Retype the full set of records. Keep every character identical.

## Material to process
******************************
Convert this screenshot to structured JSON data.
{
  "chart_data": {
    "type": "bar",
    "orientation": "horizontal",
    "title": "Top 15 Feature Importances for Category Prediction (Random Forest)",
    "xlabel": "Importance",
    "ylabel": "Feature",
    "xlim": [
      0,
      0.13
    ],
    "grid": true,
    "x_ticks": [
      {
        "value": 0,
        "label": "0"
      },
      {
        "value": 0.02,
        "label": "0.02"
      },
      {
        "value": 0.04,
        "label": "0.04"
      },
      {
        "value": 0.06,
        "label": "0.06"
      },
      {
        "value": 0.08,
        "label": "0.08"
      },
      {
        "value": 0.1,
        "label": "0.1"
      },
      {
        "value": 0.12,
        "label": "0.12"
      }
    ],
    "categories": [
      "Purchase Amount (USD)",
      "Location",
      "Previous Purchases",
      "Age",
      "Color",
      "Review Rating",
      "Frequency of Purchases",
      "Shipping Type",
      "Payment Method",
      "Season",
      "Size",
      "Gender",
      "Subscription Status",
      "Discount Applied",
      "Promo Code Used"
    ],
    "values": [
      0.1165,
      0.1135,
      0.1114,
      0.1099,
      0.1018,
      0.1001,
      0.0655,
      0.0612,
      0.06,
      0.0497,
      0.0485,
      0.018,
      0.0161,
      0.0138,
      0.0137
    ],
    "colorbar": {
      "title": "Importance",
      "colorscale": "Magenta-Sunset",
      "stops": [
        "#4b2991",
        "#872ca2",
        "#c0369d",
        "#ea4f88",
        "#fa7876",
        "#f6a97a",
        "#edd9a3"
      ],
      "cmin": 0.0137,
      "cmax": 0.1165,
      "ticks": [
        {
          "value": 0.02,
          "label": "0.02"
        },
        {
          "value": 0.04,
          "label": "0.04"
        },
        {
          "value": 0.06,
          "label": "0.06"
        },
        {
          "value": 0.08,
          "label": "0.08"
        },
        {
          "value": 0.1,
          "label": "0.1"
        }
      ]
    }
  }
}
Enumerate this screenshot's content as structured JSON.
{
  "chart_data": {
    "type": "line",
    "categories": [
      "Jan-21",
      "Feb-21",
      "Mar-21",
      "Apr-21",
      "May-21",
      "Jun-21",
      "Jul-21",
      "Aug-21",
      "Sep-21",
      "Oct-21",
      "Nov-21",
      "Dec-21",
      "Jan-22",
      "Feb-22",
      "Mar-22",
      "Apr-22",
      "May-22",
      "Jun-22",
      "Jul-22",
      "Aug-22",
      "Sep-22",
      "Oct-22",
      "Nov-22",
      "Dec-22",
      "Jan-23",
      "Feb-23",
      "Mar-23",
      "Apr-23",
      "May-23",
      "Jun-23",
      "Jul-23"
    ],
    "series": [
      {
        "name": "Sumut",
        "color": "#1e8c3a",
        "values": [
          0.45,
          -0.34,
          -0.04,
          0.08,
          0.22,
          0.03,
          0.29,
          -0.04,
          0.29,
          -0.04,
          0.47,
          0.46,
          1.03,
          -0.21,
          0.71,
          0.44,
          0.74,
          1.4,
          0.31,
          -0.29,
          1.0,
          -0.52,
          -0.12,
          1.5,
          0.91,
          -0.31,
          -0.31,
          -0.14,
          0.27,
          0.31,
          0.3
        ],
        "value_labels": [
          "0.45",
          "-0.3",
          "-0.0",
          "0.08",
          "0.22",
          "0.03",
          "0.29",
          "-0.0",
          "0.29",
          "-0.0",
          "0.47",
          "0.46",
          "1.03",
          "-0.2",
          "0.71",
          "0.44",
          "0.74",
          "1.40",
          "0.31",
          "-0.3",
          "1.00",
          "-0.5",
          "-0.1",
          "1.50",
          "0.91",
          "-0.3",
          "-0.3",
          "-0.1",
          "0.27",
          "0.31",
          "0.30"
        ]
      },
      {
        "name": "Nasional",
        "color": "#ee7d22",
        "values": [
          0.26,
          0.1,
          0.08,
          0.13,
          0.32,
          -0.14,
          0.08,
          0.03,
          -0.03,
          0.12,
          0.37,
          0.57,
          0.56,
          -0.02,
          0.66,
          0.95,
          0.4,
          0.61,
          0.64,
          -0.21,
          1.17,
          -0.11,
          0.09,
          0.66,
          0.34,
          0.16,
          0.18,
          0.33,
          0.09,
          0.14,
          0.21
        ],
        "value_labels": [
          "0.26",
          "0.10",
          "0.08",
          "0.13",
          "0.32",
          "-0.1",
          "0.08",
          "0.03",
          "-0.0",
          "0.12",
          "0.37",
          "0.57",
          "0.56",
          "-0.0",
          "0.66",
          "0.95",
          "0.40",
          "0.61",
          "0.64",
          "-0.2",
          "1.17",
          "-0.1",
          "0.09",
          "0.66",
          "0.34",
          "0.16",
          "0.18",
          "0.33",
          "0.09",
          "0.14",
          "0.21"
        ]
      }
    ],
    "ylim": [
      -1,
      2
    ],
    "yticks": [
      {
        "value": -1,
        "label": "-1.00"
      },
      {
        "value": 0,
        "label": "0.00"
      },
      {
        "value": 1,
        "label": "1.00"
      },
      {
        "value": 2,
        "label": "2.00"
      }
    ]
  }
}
******************************
## Reply to the exercise
Convert this screenshot to structured JSON data.
{
  "chart_data": {
    "type": "bar",
    "orientation": "horizontal",
    "title": "Top 15 Feature Importances for Category Prediction (Random Forest)",
    "xlabel": "Importance",
    "ylabel": "Feature",
    "xlim": [
      0,
      0.13
    ],
    "grid": true,
    "x_ticks": [
      {
        "value": 0,
        "label": "0"
      },
      {
        "value": 0.02,
        "label": "0.02"
      },
      {
        "value": 0.04,
        "label": "0.04"
      },
      {
        "value": 0.06,
        "label": "0.06"
      },
      {
        "value": 0.08,
        "label": "0.08"
      },
      {
        "value": 0.1,
        "label": "0.1"
      },
      {
        "value": 0.12,
        "label": "0.12"
      }
    ],
    "categories": [
      "Purchase Amount (USD)",
      "Location",
      "Previous Purchases",
      "Age",
      "Color",
      "Review Rating",
      "Frequency of Purchases",
      "Shipping Type",
      "Payment Method",
      "Season",
      "Size",
      "Gender",
      "Subscription Status",
      "Discount Applied",
      "Promo Code Used"
    ],
    "values": [
      0.1165,
      0.1135,
      0.1114,
      0.1099,
      0.1018,
      0.1001,
      0.0655,
      0.0612,
      0.06,
      0.0497,
      0.0485,
      0.018,
      0.0161,
      0.0138,
      0.0137
    ],
    "colorbar": {
      "title": "Importance",
      "colorscale": "Magenta-Sunset",
      "stops": [
        "#4b2991",
        "#872ca2",
        "#c0369d",
        "#ea4f88",
        "#fa7876",
        "#f6a97a",
        "#edd9a3"
      ],
      "cmin": 0.0137,
      "cmax": 0.1165,
      "ticks": [
        {
          "value": 0.02,
          "label": "0.02"
        },
        {
          "value": 0.04,
          "label": "0.04"
        },
        {
          "value": 0.06,
          "label": "0.06"
        },
        {
          "value": 0.08,
          "label": "0.08"
        },
        {
          "value": 0.1,
          "label": "0.1"
        }
      ]
    }
  }
}
Enumerate this screenshot's content as structured JSON.
{
  "chart_data": {
    "type": "line",
    "categories": [
      "Jan-21",
      "Feb-21",
      "Mar-21",
      "Apr-21",
      "May-21",
      "Jun-21",
      "Jul-21",
      "Aug-21",
      "Sep-21",
      "Oct-21",
      "Nov-21",
      "Dec-21",
      "Jan-22",
      "Feb-22",
      "Mar-22",
      "Apr-22",
      "May-22",
      "Jun-22",
      "Jul-22",
      "Aug-22",
      "Sep-22",
      "Oct-22",
      "Nov-22",
      "Dec-22",
      "Jan-23",
      "Feb-23",
      "Mar-23",
      "Apr-23",
      "May-23",
      "Jun-23",
      "Jul-23"
    ],
    "series": [
      {
        "name": "Sumut",
        "color": "#1e8c3a",
        "values": [
          0.45,
          -0.34,
          -0.04,
          0.08,
          0.22,
          0.03,
          0.29,
          -0.04,
          0.29,
          -0.04,
          0.47,
          0.46,
          1.03,
          -0.21,
          0.71,
          0.44,
          0.74,
          1.4,
          0.31,
          -0.29,
          1.0,
          -0.52,
          -0.12,
          1.5,
          0.91,
          -0.31,
          -0.31,
          -0.14,
          0.27,
          0.31,
          0.3
        ],
        "value_labels": [
          "0.45",
          "-0.3",
          "-0.0",
          "0.08",
          "0.22",
          "0.03",
          "0.29",
          "-0.0",
          "0.29",
          "-0.0",
          "0.47",
          "0.46",
          "1.03",
          "-0.2",
          "0.71",
          "0.44",
          "0.74",
          "1.40",
          "0.31",
          "-0.3",
          "1.00",
          "-0.5",
          "-0.1",
          "1.50",
          "0.91",
          "-0.3",
          "-0.3",
          "-0.1",
          "0.27",
          "0.31",
          "0.30"
        ]
      },
      {
        "name": "Nasional",
        "color": "#ee7d22",
        "values": [
          0.26,
          0.1,
          0.08,
          0.13,
          0.32,
          -0.14,
          0.08,
          0.03,
          -0.03,
          0.12,
          0.37,
          0.57,
          0.56,
          -0.02,
          0.66,
          0.95,
          0.4,
          0.61,
          0.64,
          -0.21,
          1.17,
          -0.11,
          0.09,
          0.66,
          0.34,
          0.16,
          0.18,
          0.33,
          0.09,
          0.14,
          0.21
        ],
        "value_labels": [
          "0.26",
          "0.10",
          "0.08",
          "0.13",
          "0.32",
          "-0.1",
          "0.08",
          "0.03",
          "-0.0",
          "0.12",
          "0.37",
          "0.57",
          "0.56",
          "-0.0",
          "0.66",
          "0.95",
          "0.40",
          "0.61",
          "0.64",
          "-0.2",
          "1.17",
          "-0.1",
          "0.09",
          "0.66",
          "0.34",
          "0.16",
          "0.18",
          "0.33",
          "0.09",
          "0.14",
          "0.21"
        ]
      }
    ],
    "ylim": [
      -1,
      2
    ],
    "yticks": [
      {
        "value": -1,
        "label": "-1.00"
      },
      {
        "value": 0,
        "label": "0.00"
      },
      {
        "value": 1,
        "label": "1.00"
      },
      {
        "value": 2,
        "label": "2.00"
      }
    ]
  }
}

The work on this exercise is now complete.